## Brief
Work out how many lines contain "relatives". Reply with the count alone.

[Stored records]
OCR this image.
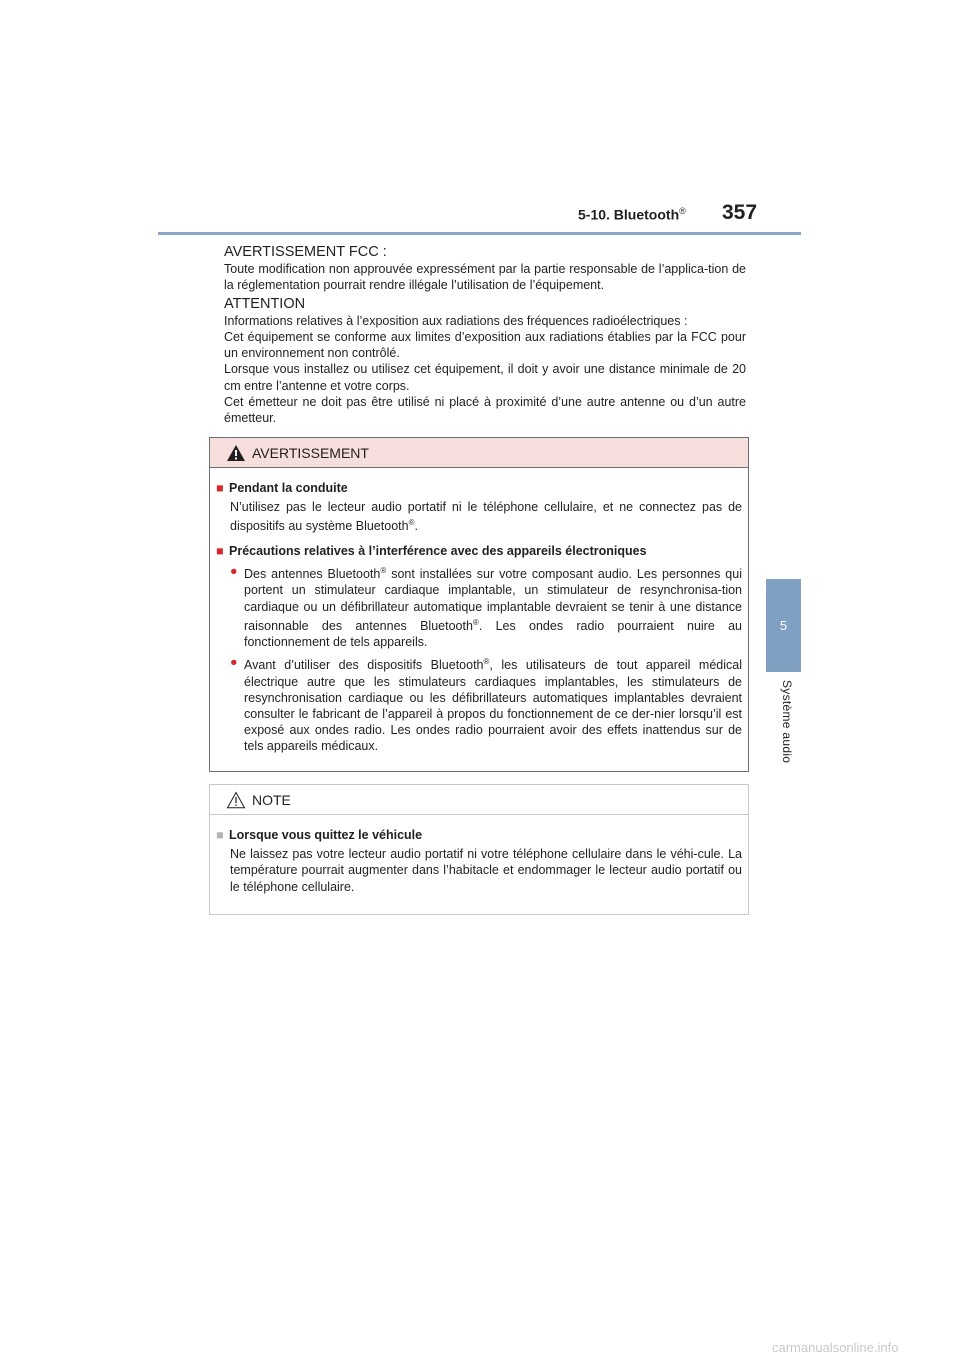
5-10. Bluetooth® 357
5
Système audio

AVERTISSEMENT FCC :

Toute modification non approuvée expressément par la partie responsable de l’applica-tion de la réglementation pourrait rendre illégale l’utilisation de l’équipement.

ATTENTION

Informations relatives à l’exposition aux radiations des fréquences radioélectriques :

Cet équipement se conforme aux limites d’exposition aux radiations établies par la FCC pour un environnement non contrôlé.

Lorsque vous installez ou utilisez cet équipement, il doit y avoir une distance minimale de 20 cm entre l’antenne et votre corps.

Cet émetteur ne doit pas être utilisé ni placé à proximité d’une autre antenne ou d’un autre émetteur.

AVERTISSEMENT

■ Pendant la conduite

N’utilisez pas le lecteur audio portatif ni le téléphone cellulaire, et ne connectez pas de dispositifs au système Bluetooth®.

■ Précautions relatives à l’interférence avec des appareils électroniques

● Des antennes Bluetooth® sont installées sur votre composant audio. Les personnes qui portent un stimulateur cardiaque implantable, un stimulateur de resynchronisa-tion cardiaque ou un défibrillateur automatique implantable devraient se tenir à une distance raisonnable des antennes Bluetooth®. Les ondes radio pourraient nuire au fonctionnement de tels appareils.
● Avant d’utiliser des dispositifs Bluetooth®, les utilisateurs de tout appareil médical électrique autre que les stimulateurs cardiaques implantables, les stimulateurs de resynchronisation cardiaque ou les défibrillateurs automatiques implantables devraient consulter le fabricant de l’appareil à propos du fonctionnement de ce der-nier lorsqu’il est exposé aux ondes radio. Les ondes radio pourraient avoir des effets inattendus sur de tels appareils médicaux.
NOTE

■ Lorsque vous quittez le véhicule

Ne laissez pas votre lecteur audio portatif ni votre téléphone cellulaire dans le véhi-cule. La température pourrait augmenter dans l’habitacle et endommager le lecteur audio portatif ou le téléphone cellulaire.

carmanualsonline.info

## Solution for this problem
2